Task goal = Gather each line of the records where "name" appears.
## START Records shown
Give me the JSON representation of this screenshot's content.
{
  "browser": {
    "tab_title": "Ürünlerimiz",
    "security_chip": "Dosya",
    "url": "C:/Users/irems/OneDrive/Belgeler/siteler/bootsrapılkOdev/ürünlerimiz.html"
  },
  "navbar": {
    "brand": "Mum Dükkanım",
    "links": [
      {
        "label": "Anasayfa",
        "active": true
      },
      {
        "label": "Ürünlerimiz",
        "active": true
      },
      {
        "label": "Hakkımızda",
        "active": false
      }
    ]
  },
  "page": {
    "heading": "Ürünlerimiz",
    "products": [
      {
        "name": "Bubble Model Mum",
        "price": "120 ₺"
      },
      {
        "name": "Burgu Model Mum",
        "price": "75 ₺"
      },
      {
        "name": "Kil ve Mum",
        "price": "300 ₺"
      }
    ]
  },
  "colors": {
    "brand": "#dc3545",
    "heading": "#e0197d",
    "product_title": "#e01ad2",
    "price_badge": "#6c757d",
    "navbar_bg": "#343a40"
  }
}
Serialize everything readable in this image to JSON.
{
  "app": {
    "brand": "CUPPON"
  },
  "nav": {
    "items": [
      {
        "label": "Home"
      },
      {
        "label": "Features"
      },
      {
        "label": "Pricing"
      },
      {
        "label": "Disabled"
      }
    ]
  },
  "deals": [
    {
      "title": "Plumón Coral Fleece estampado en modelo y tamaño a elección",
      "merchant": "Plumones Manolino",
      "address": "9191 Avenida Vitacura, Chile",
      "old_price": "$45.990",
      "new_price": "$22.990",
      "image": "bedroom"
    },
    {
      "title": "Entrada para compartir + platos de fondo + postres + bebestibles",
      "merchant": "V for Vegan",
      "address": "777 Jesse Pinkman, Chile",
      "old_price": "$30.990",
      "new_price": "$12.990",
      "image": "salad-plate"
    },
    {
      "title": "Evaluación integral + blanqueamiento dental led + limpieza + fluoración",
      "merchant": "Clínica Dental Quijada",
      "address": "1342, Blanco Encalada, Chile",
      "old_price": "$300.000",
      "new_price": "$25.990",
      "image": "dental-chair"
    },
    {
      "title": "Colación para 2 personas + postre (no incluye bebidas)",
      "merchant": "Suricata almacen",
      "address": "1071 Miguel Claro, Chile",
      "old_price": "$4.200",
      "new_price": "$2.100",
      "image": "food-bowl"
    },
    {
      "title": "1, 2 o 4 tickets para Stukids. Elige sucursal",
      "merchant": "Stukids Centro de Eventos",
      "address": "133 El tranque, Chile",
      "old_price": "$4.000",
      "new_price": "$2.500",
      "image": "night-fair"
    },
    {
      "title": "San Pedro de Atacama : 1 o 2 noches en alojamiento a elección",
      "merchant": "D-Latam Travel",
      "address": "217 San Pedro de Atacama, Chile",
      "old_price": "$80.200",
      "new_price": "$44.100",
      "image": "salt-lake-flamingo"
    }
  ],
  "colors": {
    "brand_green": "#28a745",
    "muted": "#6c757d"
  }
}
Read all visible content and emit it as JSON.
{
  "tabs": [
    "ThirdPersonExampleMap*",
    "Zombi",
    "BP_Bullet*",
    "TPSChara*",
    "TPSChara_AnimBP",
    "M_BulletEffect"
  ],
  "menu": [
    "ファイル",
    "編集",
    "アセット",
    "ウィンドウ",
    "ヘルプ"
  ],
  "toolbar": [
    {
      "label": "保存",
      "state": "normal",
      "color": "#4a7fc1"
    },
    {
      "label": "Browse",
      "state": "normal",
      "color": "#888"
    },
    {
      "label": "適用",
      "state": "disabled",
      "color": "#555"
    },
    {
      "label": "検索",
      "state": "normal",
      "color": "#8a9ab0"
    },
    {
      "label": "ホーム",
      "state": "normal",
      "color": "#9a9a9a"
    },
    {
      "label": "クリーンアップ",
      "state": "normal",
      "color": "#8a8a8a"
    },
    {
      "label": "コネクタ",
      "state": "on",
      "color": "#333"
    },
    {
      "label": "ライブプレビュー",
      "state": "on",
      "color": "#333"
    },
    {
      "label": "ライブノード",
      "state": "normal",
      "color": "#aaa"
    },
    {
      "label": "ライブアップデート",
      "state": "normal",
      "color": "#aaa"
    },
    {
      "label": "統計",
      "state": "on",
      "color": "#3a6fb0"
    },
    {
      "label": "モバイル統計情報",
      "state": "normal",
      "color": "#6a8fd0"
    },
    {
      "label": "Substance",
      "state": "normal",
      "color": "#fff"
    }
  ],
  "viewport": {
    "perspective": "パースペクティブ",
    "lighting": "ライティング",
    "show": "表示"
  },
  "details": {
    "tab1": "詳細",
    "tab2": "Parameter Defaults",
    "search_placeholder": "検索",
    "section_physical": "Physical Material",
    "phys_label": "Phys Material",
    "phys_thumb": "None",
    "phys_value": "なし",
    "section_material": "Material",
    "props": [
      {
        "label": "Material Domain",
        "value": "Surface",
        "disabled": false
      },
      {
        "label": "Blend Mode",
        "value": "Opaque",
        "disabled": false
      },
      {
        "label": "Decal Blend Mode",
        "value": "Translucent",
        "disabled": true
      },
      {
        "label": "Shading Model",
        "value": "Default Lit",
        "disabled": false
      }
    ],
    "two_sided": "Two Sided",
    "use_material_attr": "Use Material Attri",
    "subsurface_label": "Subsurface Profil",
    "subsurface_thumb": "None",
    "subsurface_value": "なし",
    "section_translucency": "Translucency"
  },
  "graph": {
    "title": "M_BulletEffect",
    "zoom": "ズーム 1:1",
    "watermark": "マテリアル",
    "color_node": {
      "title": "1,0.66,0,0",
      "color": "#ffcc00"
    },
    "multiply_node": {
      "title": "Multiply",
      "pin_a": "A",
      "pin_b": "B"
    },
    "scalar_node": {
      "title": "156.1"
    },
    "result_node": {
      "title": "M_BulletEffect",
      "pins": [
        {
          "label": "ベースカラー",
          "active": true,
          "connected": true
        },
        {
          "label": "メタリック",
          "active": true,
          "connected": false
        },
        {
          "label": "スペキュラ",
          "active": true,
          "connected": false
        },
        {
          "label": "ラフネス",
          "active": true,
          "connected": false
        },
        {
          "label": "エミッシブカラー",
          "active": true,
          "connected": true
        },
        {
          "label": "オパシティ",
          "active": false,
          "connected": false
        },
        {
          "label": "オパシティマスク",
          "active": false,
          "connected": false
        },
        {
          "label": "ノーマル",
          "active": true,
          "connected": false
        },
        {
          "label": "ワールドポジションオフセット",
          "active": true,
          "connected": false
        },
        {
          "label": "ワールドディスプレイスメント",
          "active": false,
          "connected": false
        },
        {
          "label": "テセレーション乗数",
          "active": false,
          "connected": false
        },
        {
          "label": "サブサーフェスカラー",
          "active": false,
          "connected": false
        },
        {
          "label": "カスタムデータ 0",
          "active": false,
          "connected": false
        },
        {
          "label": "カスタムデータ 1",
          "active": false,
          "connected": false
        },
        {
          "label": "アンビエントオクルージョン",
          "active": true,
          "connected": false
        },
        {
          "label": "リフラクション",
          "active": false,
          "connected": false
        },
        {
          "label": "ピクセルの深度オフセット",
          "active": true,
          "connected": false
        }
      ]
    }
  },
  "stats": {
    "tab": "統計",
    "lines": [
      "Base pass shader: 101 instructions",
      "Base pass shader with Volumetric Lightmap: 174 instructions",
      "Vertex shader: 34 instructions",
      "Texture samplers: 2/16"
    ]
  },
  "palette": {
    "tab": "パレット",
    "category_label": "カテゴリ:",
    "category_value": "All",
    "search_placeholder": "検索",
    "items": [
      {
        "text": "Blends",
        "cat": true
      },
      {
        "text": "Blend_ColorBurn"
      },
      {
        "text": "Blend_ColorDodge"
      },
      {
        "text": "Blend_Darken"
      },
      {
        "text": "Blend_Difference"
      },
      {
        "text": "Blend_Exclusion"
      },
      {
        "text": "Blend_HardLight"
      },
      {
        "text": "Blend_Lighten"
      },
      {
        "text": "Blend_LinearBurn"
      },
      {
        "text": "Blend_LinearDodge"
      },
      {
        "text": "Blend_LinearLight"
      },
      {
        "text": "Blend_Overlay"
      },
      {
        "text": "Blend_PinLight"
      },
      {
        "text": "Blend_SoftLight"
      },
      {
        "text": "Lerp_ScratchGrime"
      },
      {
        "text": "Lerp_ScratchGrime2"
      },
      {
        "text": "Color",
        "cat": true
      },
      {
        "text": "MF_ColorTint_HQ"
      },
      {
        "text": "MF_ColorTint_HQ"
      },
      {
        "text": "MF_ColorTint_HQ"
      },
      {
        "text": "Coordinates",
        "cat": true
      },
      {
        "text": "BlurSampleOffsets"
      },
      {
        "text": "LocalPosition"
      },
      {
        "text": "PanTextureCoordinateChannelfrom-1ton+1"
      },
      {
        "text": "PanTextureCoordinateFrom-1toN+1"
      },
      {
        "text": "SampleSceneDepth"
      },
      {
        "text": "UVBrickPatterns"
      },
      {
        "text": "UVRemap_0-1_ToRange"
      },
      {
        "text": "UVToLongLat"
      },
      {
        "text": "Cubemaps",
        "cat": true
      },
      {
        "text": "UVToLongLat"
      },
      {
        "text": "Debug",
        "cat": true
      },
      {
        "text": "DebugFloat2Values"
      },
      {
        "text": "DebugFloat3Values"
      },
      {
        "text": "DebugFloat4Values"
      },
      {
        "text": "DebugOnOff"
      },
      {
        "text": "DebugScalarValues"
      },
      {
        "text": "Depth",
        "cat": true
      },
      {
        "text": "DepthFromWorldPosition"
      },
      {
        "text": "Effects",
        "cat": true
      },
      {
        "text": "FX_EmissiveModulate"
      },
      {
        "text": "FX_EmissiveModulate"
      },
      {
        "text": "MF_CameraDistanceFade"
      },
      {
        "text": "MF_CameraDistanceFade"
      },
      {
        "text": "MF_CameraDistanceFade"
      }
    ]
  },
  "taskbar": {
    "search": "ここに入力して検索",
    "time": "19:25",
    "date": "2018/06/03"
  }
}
## END Records shown
Answer to the task =
        "name": "Bubble Model Mum",
        "name": "Burgu Model Mum",
        "name": "Kil ve Mum",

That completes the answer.